* Provided records:
········

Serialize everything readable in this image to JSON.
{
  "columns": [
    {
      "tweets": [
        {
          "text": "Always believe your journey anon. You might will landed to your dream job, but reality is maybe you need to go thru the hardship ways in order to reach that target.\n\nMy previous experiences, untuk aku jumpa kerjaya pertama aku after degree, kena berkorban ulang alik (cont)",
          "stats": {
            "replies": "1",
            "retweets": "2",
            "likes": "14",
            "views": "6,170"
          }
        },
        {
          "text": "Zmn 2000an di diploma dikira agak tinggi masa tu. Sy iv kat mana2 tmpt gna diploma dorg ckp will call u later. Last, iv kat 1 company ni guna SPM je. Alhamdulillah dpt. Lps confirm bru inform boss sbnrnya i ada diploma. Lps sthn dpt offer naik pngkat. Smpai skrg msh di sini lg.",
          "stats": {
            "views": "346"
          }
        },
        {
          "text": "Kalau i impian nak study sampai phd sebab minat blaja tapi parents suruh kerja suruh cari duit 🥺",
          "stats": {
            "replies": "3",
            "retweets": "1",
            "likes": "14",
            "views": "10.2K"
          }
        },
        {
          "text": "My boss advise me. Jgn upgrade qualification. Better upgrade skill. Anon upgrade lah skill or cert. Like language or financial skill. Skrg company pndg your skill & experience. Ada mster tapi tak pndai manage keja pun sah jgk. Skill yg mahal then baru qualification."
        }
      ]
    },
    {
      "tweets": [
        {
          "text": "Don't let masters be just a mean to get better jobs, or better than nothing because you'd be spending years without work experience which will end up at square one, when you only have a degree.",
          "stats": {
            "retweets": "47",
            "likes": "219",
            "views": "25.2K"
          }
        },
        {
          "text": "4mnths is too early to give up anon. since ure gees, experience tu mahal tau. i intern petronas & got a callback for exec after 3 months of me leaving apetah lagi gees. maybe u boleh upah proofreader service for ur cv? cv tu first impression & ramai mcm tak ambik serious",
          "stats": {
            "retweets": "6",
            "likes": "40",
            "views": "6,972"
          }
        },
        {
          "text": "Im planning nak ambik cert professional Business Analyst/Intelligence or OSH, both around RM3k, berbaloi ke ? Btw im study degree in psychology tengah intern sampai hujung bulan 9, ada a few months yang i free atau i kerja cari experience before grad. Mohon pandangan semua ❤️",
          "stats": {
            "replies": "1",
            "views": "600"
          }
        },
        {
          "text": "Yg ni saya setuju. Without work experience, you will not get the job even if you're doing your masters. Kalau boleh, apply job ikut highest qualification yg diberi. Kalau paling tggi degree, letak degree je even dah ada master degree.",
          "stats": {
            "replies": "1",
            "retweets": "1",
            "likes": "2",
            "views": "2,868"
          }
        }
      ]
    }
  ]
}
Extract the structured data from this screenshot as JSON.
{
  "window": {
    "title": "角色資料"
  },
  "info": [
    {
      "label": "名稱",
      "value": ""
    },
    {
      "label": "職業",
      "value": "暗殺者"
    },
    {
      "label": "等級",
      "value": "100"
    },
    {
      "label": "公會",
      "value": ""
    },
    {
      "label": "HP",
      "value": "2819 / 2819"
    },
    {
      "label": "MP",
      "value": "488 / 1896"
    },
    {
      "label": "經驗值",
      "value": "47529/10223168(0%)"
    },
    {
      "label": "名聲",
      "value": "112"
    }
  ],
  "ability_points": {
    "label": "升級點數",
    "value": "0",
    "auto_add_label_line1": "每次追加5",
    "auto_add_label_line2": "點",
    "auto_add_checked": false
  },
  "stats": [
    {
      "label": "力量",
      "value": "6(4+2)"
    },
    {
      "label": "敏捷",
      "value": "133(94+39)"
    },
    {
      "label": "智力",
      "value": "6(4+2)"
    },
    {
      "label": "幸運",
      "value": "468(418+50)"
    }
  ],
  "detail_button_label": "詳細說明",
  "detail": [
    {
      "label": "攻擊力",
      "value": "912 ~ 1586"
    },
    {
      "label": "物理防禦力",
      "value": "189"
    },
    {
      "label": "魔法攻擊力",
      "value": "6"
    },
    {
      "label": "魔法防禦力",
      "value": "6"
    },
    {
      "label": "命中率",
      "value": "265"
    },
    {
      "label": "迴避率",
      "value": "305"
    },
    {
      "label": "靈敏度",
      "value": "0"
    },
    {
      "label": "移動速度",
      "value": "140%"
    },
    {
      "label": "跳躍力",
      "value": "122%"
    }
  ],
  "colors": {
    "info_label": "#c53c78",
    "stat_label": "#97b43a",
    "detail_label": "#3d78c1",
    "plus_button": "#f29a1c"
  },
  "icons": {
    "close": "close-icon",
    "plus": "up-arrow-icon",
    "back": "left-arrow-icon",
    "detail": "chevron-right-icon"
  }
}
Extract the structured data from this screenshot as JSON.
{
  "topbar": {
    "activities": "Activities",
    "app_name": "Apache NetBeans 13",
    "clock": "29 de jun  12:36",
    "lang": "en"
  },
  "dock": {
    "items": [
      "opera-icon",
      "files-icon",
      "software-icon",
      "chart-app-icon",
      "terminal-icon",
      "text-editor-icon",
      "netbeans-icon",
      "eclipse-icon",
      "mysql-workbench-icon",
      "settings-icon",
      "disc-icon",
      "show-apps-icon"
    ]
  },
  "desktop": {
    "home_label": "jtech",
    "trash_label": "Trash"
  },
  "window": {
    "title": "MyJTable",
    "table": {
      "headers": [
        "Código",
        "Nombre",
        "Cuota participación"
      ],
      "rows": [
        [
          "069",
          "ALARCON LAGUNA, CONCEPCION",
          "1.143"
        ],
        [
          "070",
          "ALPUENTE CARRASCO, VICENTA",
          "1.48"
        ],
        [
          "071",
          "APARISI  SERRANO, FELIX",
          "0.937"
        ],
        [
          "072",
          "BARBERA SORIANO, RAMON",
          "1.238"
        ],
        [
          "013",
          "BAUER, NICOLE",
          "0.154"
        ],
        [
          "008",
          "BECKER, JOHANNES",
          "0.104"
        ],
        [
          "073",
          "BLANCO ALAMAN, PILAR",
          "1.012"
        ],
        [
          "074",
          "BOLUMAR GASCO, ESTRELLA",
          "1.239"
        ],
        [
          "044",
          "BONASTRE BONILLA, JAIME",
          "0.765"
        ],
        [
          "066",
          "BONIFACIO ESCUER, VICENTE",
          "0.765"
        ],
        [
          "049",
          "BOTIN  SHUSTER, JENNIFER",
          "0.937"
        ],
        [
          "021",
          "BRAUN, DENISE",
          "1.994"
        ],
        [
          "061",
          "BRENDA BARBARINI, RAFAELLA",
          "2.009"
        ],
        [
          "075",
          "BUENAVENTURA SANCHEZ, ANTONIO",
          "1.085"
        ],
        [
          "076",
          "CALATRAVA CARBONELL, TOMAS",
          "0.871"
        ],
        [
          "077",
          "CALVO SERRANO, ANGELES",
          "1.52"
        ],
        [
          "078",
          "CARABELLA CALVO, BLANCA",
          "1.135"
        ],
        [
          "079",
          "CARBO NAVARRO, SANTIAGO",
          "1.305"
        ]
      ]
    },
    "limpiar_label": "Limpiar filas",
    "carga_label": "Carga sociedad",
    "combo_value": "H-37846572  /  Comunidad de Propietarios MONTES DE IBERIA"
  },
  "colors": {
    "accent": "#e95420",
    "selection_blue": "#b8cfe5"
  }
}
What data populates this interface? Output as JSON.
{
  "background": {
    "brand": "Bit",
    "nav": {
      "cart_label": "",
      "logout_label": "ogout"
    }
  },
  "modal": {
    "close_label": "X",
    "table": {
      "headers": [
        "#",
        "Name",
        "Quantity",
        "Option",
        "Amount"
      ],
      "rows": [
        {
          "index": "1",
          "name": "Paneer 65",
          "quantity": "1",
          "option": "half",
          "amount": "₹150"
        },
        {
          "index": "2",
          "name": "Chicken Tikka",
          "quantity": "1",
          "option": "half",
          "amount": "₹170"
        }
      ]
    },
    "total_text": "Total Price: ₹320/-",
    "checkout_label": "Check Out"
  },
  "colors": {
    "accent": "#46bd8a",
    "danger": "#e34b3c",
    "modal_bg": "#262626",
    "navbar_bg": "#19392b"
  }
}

········

* What to produce: Print exactly the lines above, starting at the line that contains "What data populates" and ending with the last line of the records, both included.

* Completed exercise:
What data populates this interface? Output as JSON.
{
  "background": {
    "brand": "Bit",
    "nav": {
      "cart_label": "",
      "logout_label": "ogout"
    }
  },
  "modal": {
    "close_label": "X",
    "table": {
      "headers": [
        "#",
        "Name",
        "Quantity",
        "Option",
        "Amount"
      ],
      "rows": [
        {
          "index": "1",
          "name": "Paneer 65",
          "quantity": "1",
          "option": "half",
          "amount": "₹150"
        },
        {
          "index": "2",
          "name": "Chicken Tikka",
          "quantity": "1",
          "option": "half",
          "amount": "₹170"
        }
      ]
    },
    "total_text": "Total Price: ₹320/-",
    "checkout_label": "Check Out"
  },
  "colors": {
    "accent": "#46bd8a",
    "danger": "#e34b3c",
    "modal_bg": "#262626",
    "navbar_bg": "#19392b"
  }
}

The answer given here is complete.